**PROBLEM REQUIREMENTS**
Transcribe the listing that follows in full, omitting pictures.

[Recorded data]
---------------

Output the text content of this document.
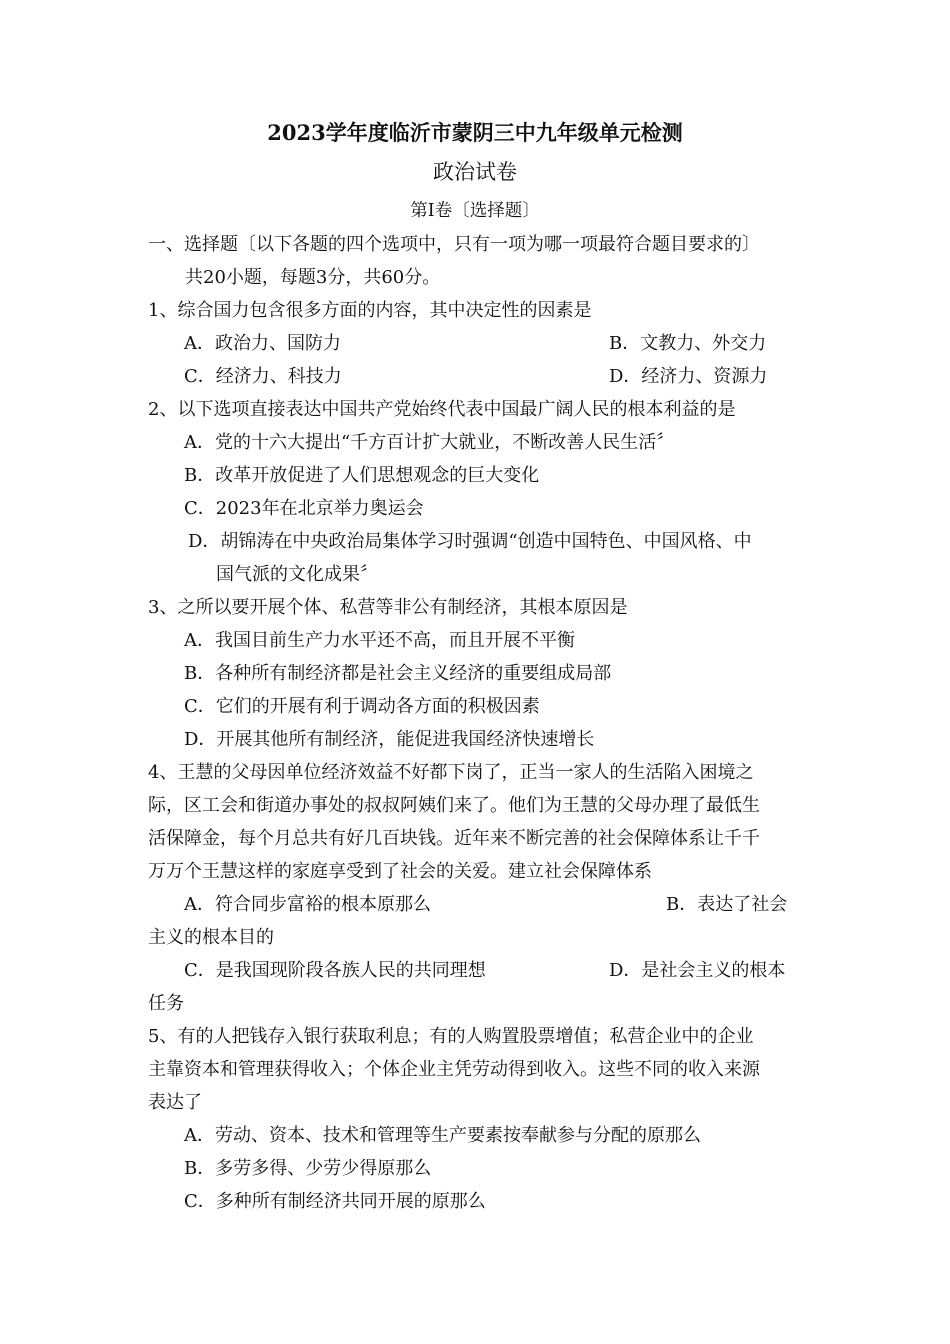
2023学年度临沂市蒙阴三中九年级单元检测
政治试卷
第I卷〔选择题〕
一、选择题〔以下各题的四个选项中，只有一项为哪一项最符合题目要求的〕
共20小题，每题3分，共60分。
1、综合国力包含很多方面的内容，其中决定性的因素是
A．政治力、国防力	B．文教力、外交力
C．经济力、科技力	D．经济力、资源力
2、以下选项直接表达中国共产党始终代表中国最广阔人民的根本利益的是
A．党的十六大提出“千方百计扩大就业，不断改善人民生活〞
B．改革开放促进了人们思想观念的巨大变化
C．2023年在北京举力奥运会
D．胡锦涛在中央政治局集体学习时强调“创造中国特色、中国风格、中
国气派的文化成果〞
3、之所以要开展个体、私营等非公有制经济，其根本原因是
A．我国目前生产力水平还不高，而且开展不平衡
B．各种所有制经济都是社会主义经济的重要组成局部
C．它们的开展有利于调动各方面的积极因素
D．开展其他所有制经济，能促进我国经济快速增长
4、王慧的父母因单位经济效益不好都下岗了，正当一家人的生活陷入困境之
际，区工会和街道办事处的叔叔阿姨们来了。他们为王慧的父母办理了最低生
活保障金，每个月总共有好几百块钱。近年来不断完善的社会保障体系让千千
万万个王慧这样的家庭享受到了社会的关爱。建立社会保障体系
A．符合同步富裕的根本原那么	B．表达了社会
主义的根本目的
C．是我国现阶段各族人民的共同理想	D．是社会主义的根本
任务
5、有的人把钱存入银行获取利息；有的人购置股票增值；私营企业中的企业
主靠资本和管理获得收入；个体企业主凭劳动得到收入。这些不同的收入来源
表达了
A．劳动、资本、技术和管理等生产要素按奉献参与分配的原那么
B．多劳多得、少劳少得原那么
C．多种所有制经济共同开展的原那么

---------------

**EXERCISE SOLUTION**
Output the text content of this document.
2023学年度临沂市蒙阴三中九年级单元检测
政治试卷
第I卷〔选择题〕
一、选择题〔以下各题的四个选项中，只有一项为哪一项最符合题目要求的〕
共20小题，每题3分，共60分。
1、综合国力包含很多方面的内容，其中决定性的因素是
A．政治力、国防力	B．文教力、外交力
C．经济力、科技力	D．经济力、资源力
2、以下选项直接表达中国共产党始终代表中国最广阔人民的根本利益的是
A．党的十六大提出“千方百计扩大就业，不断改善人民生活〞
B．改革开放促进了人们思想观念的巨大变化
C．2023年在北京举力奥运会
D．胡锦涛在中央政治局集体学习时强调“创造中国特色、中国风格、中
国气派的文化成果〞
3、之所以要开展个体、私营等非公有制经济，其根本原因是
A．我国目前生产力水平还不高，而且开展不平衡
B．各种所有制经济都是社会主义经济的重要组成局部
C．它们的开展有利于调动各方面的积极因素
D．开展其他所有制经济，能促进我国经济快速增长
4、王慧的父母因单位经济效益不好都下岗了，正当一家人的生活陷入困境之
际，区工会和街道办事处的叔叔阿姨们来了。他们为王慧的父母办理了最低生
活保障金，每个月总共有好几百块钱。近年来不断完善的社会保障体系让千千
万万个王慧这样的家庭享受到了社会的关爱。建立社会保障体系
A．符合同步富裕的根本原那么	B．表达了社会
主义的根本目的
C．是我国现阶段各族人民的共同理想	D．是社会主义的根本
任务
5、有的人把钱存入银行获取利息；有的人购置股票增值；私营企业中的企业
主靠资本和管理获得收入；个体企业主凭劳动得到收入。这些不同的收入来源
表达了
A．劳动、资本、技术和管理等生产要素按奉献参与分配的原那么
B．多劳多得、少劳少得原那么
C．多种所有制经济共同开展的原那么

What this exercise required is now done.